_Record excerpts_
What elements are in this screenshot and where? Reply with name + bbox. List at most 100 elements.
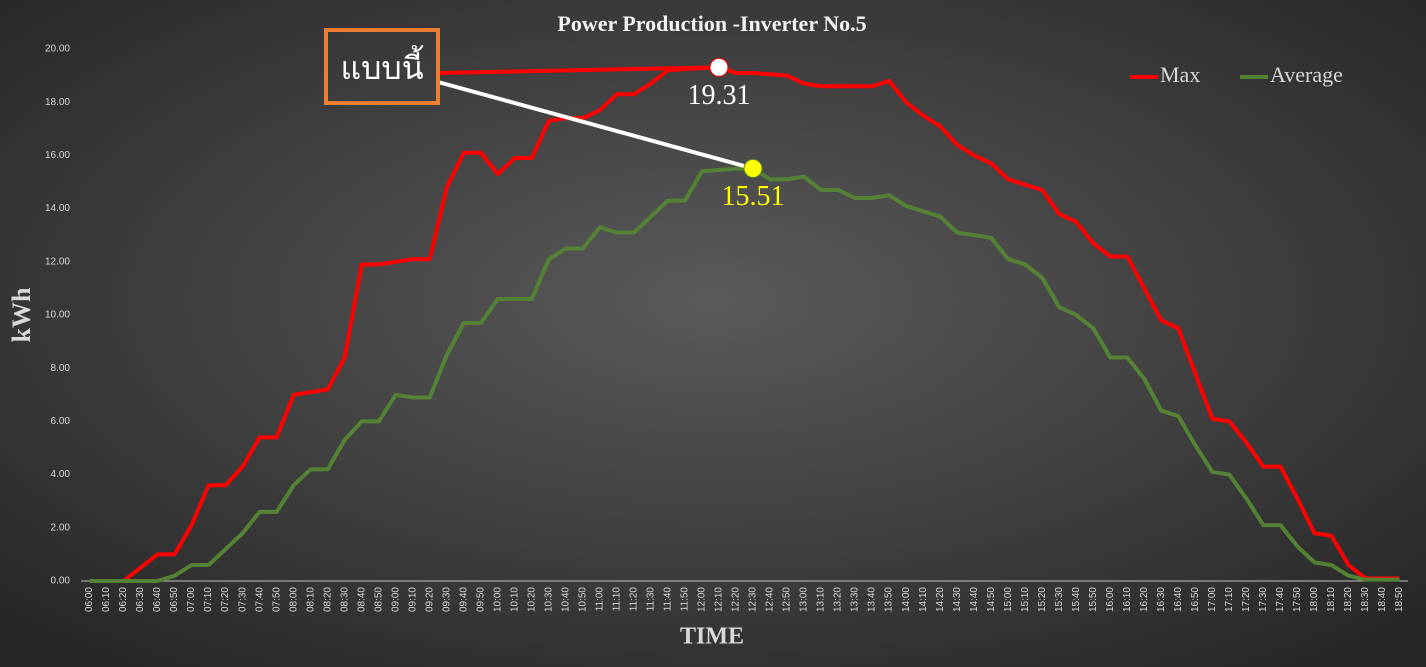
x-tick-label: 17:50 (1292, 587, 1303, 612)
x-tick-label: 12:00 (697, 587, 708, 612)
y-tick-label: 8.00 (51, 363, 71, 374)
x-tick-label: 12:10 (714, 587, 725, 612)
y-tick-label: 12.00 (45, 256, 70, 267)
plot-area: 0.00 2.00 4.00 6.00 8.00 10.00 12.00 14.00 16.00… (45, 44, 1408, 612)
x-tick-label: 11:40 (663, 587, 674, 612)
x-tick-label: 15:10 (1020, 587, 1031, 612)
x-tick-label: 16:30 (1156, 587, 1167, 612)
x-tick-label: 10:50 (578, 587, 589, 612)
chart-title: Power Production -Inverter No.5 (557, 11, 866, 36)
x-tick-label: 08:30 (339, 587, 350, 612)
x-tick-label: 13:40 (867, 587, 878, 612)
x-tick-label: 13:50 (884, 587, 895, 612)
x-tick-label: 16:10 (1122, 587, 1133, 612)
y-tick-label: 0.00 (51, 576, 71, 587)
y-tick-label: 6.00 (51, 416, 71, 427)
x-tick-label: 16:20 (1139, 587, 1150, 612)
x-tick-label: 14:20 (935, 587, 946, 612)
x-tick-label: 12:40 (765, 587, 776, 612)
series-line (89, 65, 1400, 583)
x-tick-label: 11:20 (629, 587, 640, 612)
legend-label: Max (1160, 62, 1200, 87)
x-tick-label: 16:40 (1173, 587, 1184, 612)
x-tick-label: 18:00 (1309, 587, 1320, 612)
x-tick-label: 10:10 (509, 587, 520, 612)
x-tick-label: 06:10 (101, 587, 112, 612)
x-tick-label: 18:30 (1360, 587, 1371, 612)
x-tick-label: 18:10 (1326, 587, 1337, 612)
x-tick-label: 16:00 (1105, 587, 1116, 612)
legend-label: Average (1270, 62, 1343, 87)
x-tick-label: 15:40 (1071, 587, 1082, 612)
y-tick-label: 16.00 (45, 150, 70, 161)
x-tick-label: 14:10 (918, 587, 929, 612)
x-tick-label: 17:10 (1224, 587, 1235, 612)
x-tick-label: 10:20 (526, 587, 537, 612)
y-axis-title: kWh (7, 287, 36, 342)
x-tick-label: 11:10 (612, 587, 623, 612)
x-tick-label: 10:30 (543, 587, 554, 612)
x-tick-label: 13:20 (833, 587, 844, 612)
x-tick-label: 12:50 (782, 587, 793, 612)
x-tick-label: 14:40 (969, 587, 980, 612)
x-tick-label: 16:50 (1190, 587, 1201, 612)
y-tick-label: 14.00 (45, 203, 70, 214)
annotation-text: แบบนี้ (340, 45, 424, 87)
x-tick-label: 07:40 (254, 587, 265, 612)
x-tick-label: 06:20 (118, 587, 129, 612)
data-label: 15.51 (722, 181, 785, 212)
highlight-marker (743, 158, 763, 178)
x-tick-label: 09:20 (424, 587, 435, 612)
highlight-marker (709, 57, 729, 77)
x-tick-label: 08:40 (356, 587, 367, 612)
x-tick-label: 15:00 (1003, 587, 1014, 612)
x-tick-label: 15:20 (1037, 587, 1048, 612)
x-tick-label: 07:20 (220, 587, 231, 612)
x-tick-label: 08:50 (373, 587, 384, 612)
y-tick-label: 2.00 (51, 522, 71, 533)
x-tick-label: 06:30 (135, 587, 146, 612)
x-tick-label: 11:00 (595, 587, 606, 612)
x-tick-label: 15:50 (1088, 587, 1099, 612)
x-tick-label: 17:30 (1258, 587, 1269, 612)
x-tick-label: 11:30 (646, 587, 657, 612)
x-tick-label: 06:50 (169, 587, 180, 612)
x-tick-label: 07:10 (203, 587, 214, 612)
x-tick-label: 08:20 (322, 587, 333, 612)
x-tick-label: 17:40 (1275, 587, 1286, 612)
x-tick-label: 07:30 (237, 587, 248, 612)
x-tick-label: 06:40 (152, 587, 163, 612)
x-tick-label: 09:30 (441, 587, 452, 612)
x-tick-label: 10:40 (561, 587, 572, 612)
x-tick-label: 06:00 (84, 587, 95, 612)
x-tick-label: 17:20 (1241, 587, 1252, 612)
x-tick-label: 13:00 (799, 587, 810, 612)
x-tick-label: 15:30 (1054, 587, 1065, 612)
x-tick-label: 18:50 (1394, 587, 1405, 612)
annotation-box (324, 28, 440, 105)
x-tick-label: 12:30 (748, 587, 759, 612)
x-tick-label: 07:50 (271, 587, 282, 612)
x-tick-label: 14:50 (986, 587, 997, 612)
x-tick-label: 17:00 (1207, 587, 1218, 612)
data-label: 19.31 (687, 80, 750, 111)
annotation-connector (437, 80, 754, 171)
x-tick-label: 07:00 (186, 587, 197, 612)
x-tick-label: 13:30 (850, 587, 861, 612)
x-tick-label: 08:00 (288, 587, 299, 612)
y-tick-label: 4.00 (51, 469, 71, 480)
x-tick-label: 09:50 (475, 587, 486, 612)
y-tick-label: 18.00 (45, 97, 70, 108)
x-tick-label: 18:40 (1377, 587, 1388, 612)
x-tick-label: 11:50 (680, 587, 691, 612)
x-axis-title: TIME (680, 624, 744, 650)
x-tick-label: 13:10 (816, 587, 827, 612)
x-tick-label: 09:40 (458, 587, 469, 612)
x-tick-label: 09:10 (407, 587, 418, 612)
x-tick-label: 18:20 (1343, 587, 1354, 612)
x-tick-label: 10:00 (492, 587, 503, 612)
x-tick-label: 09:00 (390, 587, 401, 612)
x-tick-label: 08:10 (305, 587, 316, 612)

...

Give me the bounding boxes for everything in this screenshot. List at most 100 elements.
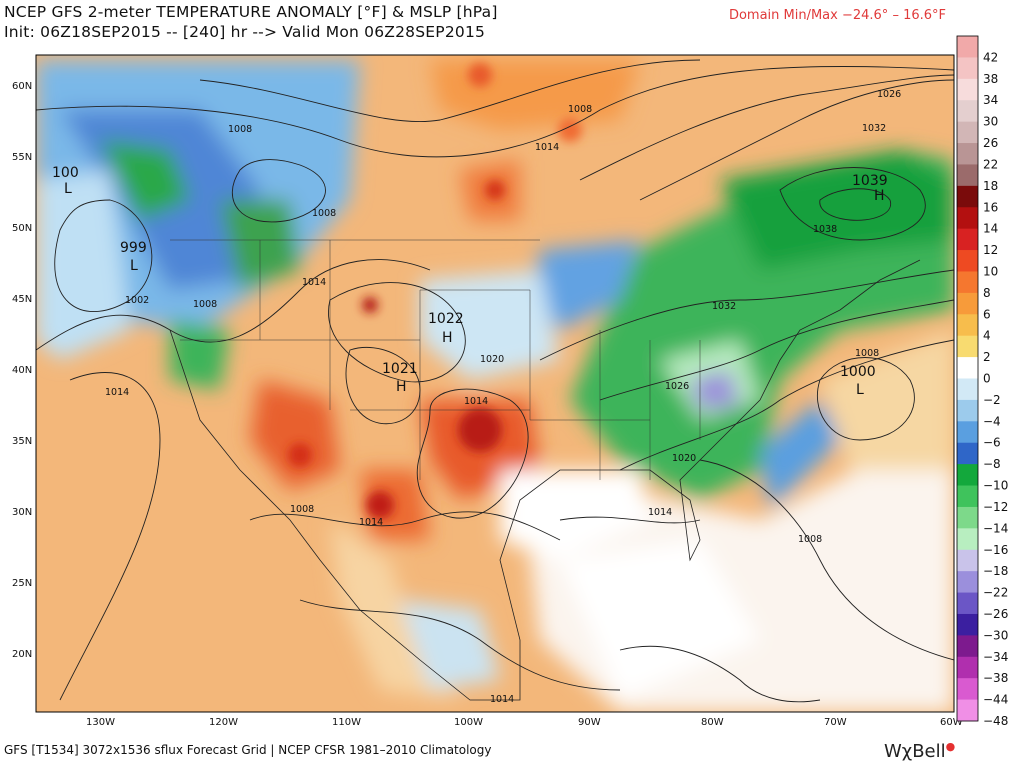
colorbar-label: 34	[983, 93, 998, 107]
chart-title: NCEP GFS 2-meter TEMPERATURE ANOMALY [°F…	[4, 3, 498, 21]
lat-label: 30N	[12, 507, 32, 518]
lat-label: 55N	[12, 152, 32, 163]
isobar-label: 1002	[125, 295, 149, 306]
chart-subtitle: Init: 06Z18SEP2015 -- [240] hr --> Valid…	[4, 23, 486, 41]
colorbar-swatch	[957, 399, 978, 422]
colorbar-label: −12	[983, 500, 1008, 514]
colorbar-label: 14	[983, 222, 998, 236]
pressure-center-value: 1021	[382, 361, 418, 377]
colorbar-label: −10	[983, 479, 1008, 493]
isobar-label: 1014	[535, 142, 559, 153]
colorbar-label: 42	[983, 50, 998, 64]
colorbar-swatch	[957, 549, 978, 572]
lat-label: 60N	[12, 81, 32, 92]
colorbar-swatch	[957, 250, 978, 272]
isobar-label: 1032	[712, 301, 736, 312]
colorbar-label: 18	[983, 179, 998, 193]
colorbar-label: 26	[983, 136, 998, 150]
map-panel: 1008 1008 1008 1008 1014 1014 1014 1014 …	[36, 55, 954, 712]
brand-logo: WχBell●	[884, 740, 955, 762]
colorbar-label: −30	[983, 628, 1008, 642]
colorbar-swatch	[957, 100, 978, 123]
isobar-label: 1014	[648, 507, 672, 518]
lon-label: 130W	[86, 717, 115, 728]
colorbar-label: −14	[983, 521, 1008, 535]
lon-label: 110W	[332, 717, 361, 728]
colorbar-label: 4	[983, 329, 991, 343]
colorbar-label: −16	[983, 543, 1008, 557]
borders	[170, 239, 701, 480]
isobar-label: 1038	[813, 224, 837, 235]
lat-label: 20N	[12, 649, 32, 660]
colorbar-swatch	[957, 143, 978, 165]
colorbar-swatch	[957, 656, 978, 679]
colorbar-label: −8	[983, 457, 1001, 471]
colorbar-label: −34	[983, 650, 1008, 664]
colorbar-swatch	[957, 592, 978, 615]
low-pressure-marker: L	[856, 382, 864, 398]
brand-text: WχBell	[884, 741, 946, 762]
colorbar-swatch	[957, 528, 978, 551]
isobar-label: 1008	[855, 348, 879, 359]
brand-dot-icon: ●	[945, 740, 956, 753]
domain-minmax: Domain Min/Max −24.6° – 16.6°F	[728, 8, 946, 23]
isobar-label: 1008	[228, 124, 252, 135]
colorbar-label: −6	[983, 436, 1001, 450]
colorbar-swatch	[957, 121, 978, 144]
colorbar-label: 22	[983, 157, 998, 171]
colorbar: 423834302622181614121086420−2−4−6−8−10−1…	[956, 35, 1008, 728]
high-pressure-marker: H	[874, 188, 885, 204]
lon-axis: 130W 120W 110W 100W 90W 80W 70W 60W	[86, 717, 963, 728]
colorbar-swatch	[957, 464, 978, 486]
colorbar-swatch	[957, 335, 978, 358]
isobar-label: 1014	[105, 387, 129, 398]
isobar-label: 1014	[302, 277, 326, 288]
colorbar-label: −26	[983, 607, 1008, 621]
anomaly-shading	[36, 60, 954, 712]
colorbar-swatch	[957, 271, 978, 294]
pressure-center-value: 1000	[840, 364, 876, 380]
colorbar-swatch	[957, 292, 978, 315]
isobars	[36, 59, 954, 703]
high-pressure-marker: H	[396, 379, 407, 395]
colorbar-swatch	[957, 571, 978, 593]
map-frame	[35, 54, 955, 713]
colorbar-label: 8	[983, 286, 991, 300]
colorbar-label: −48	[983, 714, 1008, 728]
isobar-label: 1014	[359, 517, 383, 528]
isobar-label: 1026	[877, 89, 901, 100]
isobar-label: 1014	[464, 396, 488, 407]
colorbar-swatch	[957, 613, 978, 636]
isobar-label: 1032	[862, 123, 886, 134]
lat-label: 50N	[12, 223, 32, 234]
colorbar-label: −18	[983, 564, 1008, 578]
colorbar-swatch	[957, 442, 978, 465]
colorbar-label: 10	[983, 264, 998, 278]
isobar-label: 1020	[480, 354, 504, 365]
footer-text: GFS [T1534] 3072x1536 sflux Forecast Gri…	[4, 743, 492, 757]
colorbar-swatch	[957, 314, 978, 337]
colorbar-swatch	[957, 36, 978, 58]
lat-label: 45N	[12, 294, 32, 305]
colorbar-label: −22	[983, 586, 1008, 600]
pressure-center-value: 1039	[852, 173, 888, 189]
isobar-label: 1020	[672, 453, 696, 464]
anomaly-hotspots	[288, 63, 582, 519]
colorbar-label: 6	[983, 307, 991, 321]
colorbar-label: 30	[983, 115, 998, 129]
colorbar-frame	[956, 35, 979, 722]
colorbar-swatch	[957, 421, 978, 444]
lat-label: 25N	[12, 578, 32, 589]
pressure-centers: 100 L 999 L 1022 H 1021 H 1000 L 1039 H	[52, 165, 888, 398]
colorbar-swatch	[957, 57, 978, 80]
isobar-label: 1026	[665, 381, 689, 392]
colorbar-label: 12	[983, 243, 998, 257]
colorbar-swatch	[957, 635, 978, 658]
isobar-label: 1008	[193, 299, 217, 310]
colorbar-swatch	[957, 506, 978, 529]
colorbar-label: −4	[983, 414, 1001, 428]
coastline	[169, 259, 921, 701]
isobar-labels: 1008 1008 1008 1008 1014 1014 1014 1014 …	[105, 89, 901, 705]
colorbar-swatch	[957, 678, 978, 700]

--

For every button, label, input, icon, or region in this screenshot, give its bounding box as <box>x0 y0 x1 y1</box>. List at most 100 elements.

_Your task_
Copy out the rows above, from the line with "Give me the" to the line with "chart-subtitle: Init: 06Z18SEP2015", and leave out the picture.

_Response below_
Give me the bounding boxes for everything in this screenshot. List at most 100 elements.
colorbar-label: 34	[983, 93, 998, 107]
chart-title: NCEP GFS 2-meter TEMPERATURE ANOMALY [°F…	[4, 3, 498, 21]
lat-label: 30N	[12, 507, 32, 518]
lat-label: 55N	[12, 152, 32, 163]
isobar-label: 1002	[125, 295, 149, 306]
chart-subtitle: Init: 06Z18SEP2015 -- [240] hr --> Valid…	[4, 23, 486, 41]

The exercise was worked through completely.